EXERCISE: Without the pictures, give the entries below again exactly as written.

Records:

========

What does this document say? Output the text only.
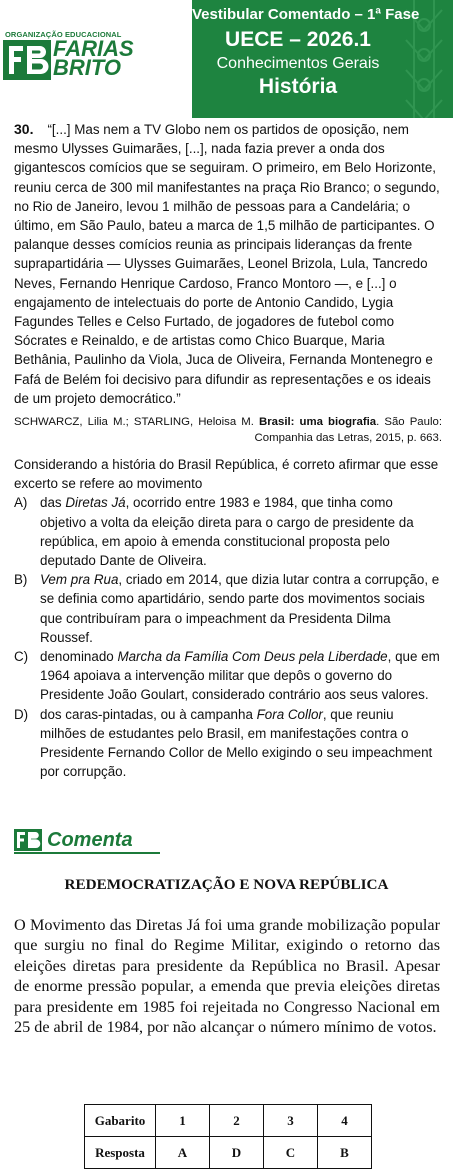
ORGANIZAÇÃO EDUCACIONAL
FARIAS
BRITO
Vestibular Comentado – 1ª Fase
UECE – 2026.1
Conhecimentos Gerais
História
30. “[...] Mas nem a TV Globo nem os partidos de oposição, nem mesmo Ulysses Guimarães, [...], nada fazia prever a onda dos gigantescos comícios que se seguiram. O primeiro, em Belo Horizonte, reuniu cerca de 300 mil manifestantes na praça Rio Branco; o segundo, no Rio de Janeiro, levou 1 milhão de pessoas para a Candelária; o último, em São Paulo, bateu a marca de 1,5 milhão de participantes. O palanque desses comícios reunia as principais lideranças da frente suprapartidária — Ulysses Guimarães, Leonel Brizola, Lula, Tancredo Neves, Fernando Henrique Cardoso, Franco Montoro —, e [...] o engajamento de intelectuais do porte de Antonio Candido, Lygia Fagundes Telles e Celso Furtado, de jogadores de futebol como Sócrates e Reinaldo, e de artistas como Chico Buarque, Maria Bethânia, Paulinho da Viola, Juca de Oliveira, Fernanda Montenegro e Fafá de Belém foi decisivo para difundir as representações e os ideais de um projeto democrático.”
SCHWARCZ, Lilia M.; STARLING, Heloisa M. Brasil: uma biografia. São Paulo: Companhia das Letras, 2015, p. 663.
Considerando a história do Brasil República, é correto afirmar que esse excerto se refere ao movimento
A) das Diretas Já, ocorrido entre 1983 e 1984, que tinha como objetivo a volta da eleição direta para o cargo de presidente da república, em apoio à emenda constitucional proposta pelo deputado Dante de Oliveira.
B) Vem pra Rua, criado em 2014, que dizia lutar contra a corrupção, e se definia como apartidário, sendo parte dos movimentos sociais que contribuíram para o impeachment da Presidenta Dilma Roussef.
C) denominado Marcha da Família Com Deus pela Liberdade, que em 1964 apoiava a intervenção militar que depôs o governo do Presidente João Goulart, considerado contrário aos seus valores.
D) dos caras-pintadas, ou à campanha Fora Collor, que reuniu milhões de estudantes pelo Brasil, em manifestações contra o Presidente Fernando Collor de Mello exigindo o seu impeachment por corrupção.
Comenta
REDEMOCRATIZAÇÃO E NOVA REPÚBLICA
O Movimento das Diretas Já foi uma grande mobilização popular que surgiu no final do Regime Militar, exigindo o retorno das eleições diretas para presidente da República no Brasil. Apesar de enorme pressão popular, a emenda que previa eleições diretas para presidente em 1985 foi rejeitada no Congresso Nacional em 25 de abril de 1984, por não alcançar o número mínimo de votos.
Gabarito	1	2	3	4
Resposta	A	D	C	B
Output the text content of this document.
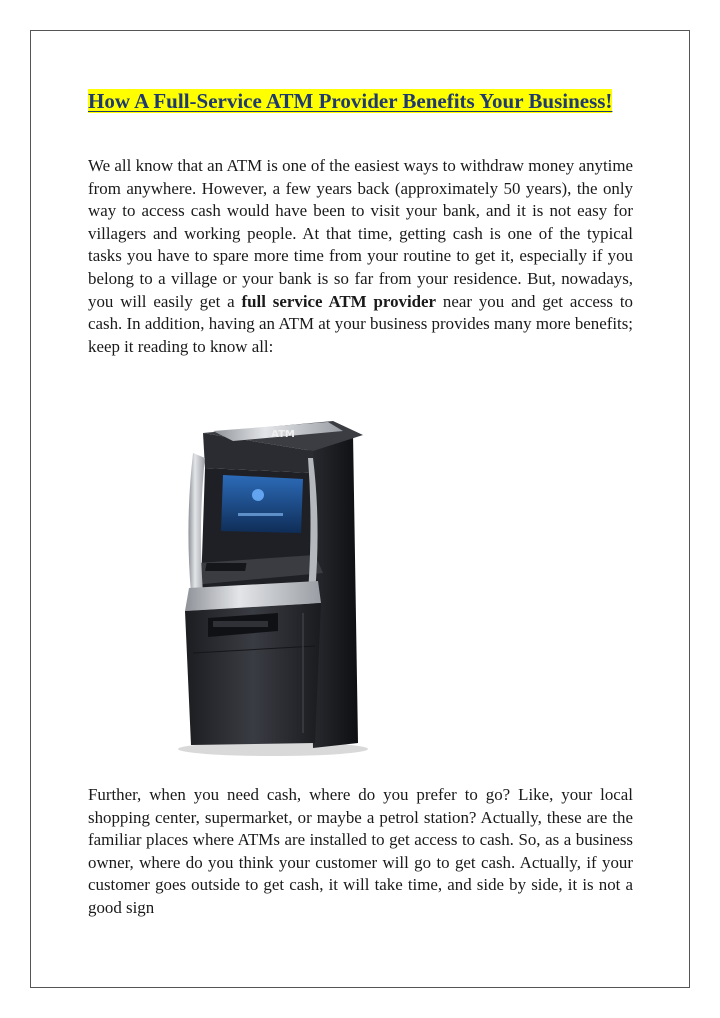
How A Full-Service ATM Provider Benefits Your Business!

We all know that an ATM is one of the easiest ways to withdraw money anytime from anywhere. However, a few years back (approximately 50 years), the only way to access cash would have been to visit your bank, and it is not easy for villagers and working people. At that time, getting cash is one of the typical tasks you have to spare more time from your routine to get it, especially if you belong to a village or your bank is so far from your residence. But, nowadays, you will easily get a full service ATM provider near you and get access to cash. In addition, having an ATM at your business provides many more benefits; keep it reading to know all:

ATM

Further, when you need cash, where do you prefer to go? Like, your local shopping center, supermarket, or maybe a petrol station? Actually, these are the familiar places where ATMs are installed to get access to cash. So, as a business owner, where do you think your customer will go to get cash. Actually, if your customer goes outside to get cash, it will take time, and side by side, it is not a good sign
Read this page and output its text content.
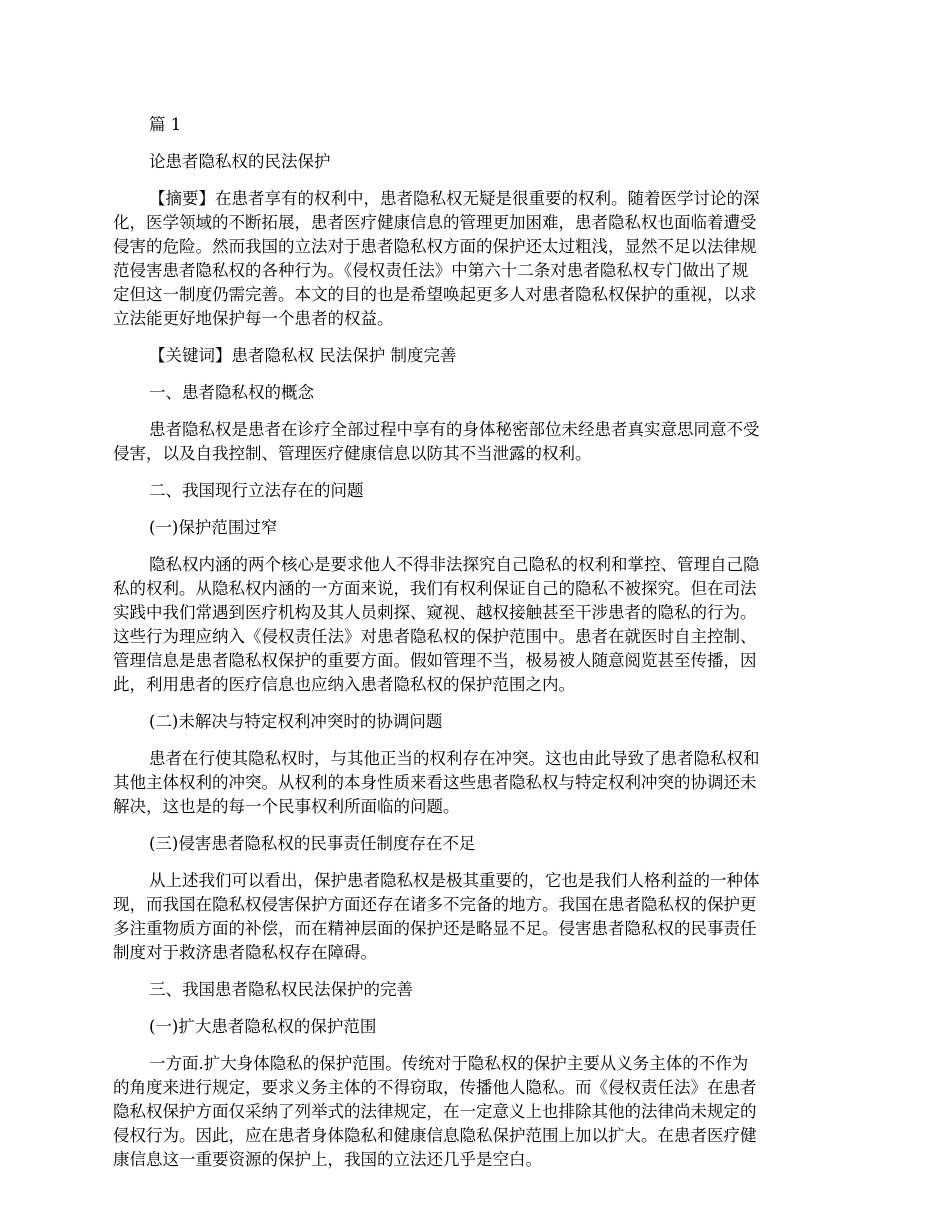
篇 1

论患者隐私权的民法保护

【摘要】在患者享有的权利中，患者隐私权无疑是很重要的权利。随着医学讨论的深

化，医学领域的不断拓展，患者医疗健康信息的管理更加困难，患者隐私权也面临着遭受

侵害的危险。然而我国的立法对于患者隐私权方面的保护还太过粗浅，显然不足以法律规

范侵害患者隐私权的各种行为。《侵权责任法》中第六十二条对患者隐私权专门做出了规

定但这一制度仍需完善。本文的目的也是希望唤起更多人对患者隐私权保护的重视，以求

立法能更好地保护每一个患者的权益。

【关键词】患者隐私权 民法保护 制度完善

一、患者隐私权的概念

患者隐私权是患者在诊疗全部过程中享有的身体秘密部位未经患者真实意思同意不受

侵害，以及自我控制、管理医疗健康信息以防其不当泄露的权利。

二、我国现行立法存在的问题

(一)保护范围过窄

隐私权内涵的两个核心是要求他人不得非法探究自己隐私的权利和掌控、管理自己隐

私的权利。从隐私权内涵的一方面来说，我们有权利保证自己的隐私不被探究。但在司法

实践中我们常遇到医疗机构及其人员刺探、窥视、越权接触甚至干涉患者的隐私的行为。

这些行为理应纳入《侵权责任法》对患者隐私权的保护范围中。患者在就医时自主控制、

管理信息是患者隐私权保护的重要方面。假如管理不当，极易被人随意阅览甚至传播，因

此，利用患者的医疗信息也应纳入患者隐私权的保护范围之内。

(二)未解决与特定权利冲突时的协调问题

患者在行使其隐私权时，与其他正当的权利存在冲突。这也由此导致了患者隐私权和

其他主体权利的冲突。从权利的本身性质来看这些患者隐私权与特定权利冲突的协调还未

解决，这也是的每一个民事权利所面临的问题。

(三)侵害患者隐私权的民事责任制度存在不足

从上述我们可以看出，保护患者隐私权是极其重要的，它也是我们人格利益的一种体

现，而我国在隐私权侵害保护方面还存在诸多不完备的地方。我国在患者隐私权的保护更

多注重物质方面的补偿，而在精神层面的保护还是略显不足。侵害患者隐私权的民事责任

制度对于救济患者隐私权存在障碍。

三、我国患者隐私权民法保护的完善

(一)扩大患者隐私权的保护范围

一方面.扩大身体隐私的保护范围。传统对于隐私权的保护主要从义务主体的不作为

的角度来进行规定，要求义务主体的不得窃取，传播他人隐私。而《侵权责任法》在患者

隐私权保护方面仅采纳了列举式的法律规定，在一定意义上也排除其他的法律尚未规定的

侵权行为。因此，应在患者身体隐私和健康信息隐私保护范围上加以扩大。在患者医疗健

康信息这一重要资源的保护上，我国的立法还几乎是空白。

========

FINISHED TASK:
What does this document say? Output the text only.
ORGANIZAÇÃO EDUCACIONAL
FARIAS
BRITO
Vestibular Comentado – 1ª Fase
UECE – 2026.1
Conhecimentos Gerais
História
30. “[...] Mas nem a TV Globo nem os partidos de oposição, nem mesmo Ulysses Guimarães, [...], nada fazia prever a onda dos gigantescos comícios que se seguiram. O primeiro, em Belo Horizonte, reuniu cerca de 300 mil manifestantes na praça Rio Branco; o segundo, no Rio de Janeiro, levou 1 milhão de pessoas para a Candelária; o último, em São Paulo, bateu a marca de 1,5 milhão de participantes. O palanque desses comícios reunia as principais lideranças da frente suprapartidária — Ulysses Guimarães, Leonel Brizola, Lula, Tancredo Neves, Fernando Henrique Cardoso, Franco Montoro —, e [...] o engajamento de intelectuais do porte de Antonio Candido, Lygia Fagundes Telles e Celso Furtado, de jogadores de futebol como Sócrates e Reinaldo, e de artistas como Chico Buarque, Maria Bethânia, Paulinho da Viola, Juca de Oliveira, Fernanda Montenegro e Fafá de Belém foi decisivo para difundir as representações e os ideais de um projeto democrático.”
SCHWARCZ, Lilia M.; STARLING, Heloisa M. Brasil: uma biografia. São Paulo: Companhia das Letras, 2015, p. 663.
Considerando a história do Brasil República, é correto afirmar que esse excerto se refere ao movimento
A) das Diretas Já, ocorrido entre 1983 e 1984, que tinha como objetivo a volta da eleição direta para o cargo de presidente da república, em apoio à emenda constitucional proposta pelo deputado Dante de Oliveira.
B) Vem pra Rua, criado em 2014, que dizia lutar contra a corrupção, e se definia como apartidário, sendo parte dos movimentos sociais que contribuíram para o impeachment da Presidenta Dilma Roussef.
C) denominado Marcha da Família Com Deus pela Liberdade, que em 1964 apoiava a intervenção militar que depôs o governo do Presidente João Goulart, considerado contrário aos seus valores.
D) dos caras-pintadas, ou à campanha Fora Collor, que reuniu milhões de estudantes pelo Brasil, em manifestações contra o Presidente Fernando Collor de Mello exigindo o seu impeachment por corrupção.
Comenta
REDEMOCRATIZAÇÃO E NOVA REPÚBLICA
O Movimento das Diretas Já foi uma grande mobilização popular que surgiu no final do Regime Militar, exigindo o retorno das eleições diretas para presidente da República no Brasil. Apesar de enorme pressão popular, a emenda que previa eleições diretas para presidente em 1985 foi rejeitada no Congresso Nacional em 25 de abril de 1984, por não alcançar o número mínimo de votos.
Gabarito	1	2	3	4
Resposta	A	D	C	B
Output the text content of this document.
How A Full-Service ATM Provider Benefits Your Business!

We all know that an ATM is one of the easiest ways to withdraw money anytime from anywhere. However, a few years back (approximately 50 years), the only way to access cash would have been to visit your bank, and it is not easy for villagers and working people. At that time, getting cash is one of the typical tasks you have to spare more time from your routine to get it, especially if you belong to a village or your bank is so far from your residence. But, nowadays, you will easily get a full service ATM provider near you and get access to cash. In addition, having an ATM at your business provides many more benefits; keep it reading to know all:

ATM

Further, when you need cash, where do you prefer to go? Like, your local shopping center, supermarket, or maybe a petrol station? Actually, these are the familiar places where ATMs are installed to get access to cash. So, as a business owner, where do you think your customer will go to get cash. Actually, if your customer goes outside to get cash, it will take time, and side by side, it is not a good sign
Read this page and output its text content.
篇 1

论患者隐私权的民法保护

【摘要】在患者享有的权利中，患者隐私权无疑是很重要的权利。随着医学讨论的深

化，医学领域的不断拓展，患者医疗健康信息的管理更加困难，患者隐私权也面临着遭受

侵害的危险。然而我国的立法对于患者隐私权方面的保护还太过粗浅，显然不足以法律规

范侵害患者隐私权的各种行为。《侵权责任法》中第六十二条对患者隐私权专门做出了规

定但这一制度仍需完善。本文的目的也是希望唤起更多人对患者隐私权保护的重视，以求

立法能更好地保护每一个患者的权益。

【关键词】患者隐私权 民法保护 制度完善

一、患者隐私权的概念

患者隐私权是患者在诊疗全部过程中享有的身体秘密部位未经患者真实意思同意不受

侵害，以及自我控制、管理医疗健康信息以防其不当泄露的权利。

二、我国现行立法存在的问题

(一)保护范围过窄

隐私权内涵的两个核心是要求他人不得非法探究自己隐私的权利和掌控、管理自己隐

私的权利。从隐私权内涵的一方面来说，我们有权利保证自己的隐私不被探究。但在司法

实践中我们常遇到医疗机构及其人员刺探、窥视、越权接触甚至干涉患者的隐私的行为。

这些行为理应纳入《侵权责任法》对患者隐私权的保护范围中。患者在就医时自主控制、

管理信息是患者隐私权保护的重要方面。假如管理不当，极易被人随意阅览甚至传播，因

此，利用患者的医疗信息也应纳入患者隐私权的保护范围之内。

(二)未解决与特定权利冲突时的协调问题

患者在行使其隐私权时，与其他正当的权利存在冲突。这也由此导致了患者隐私权和

其他主体权利的冲突。从权利的本身性质来看这些患者隐私权与特定权利冲突的协调还未

解决，这也是的每一个民事权利所面临的问题。

(三)侵害患者隐私权的民事责任制度存在不足

从上述我们可以看出，保护患者隐私权是极其重要的，它也是我们人格利益的一种体

现，而我国在隐私权侵害保护方面还存在诸多不完备的地方。我国在患者隐私权的保护更

多注重物质方面的补偿，而在精神层面的保护还是略显不足。侵害患者隐私权的民事责任

制度对于救济患者隐私权存在障碍。

三、我国患者隐私权民法保护的完善

(一)扩大患者隐私权的保护范围

一方面.扩大身体隐私的保护范围。传统对于隐私权的保护主要从义务主体的不作为

的角度来进行规定，要求义务主体的不得窃取，传播他人隐私。而《侵权责任法》在患者

隐私权保护方面仅采纳了列举式的法律规定，在一定意义上也排除其他的法律尚未规定的

侵权行为。因此，应在患者身体隐私和健康信息隐私保护范围上加以扩大。在患者医疗健

康信息这一重要资源的保护上，我国的立法还几乎是空白。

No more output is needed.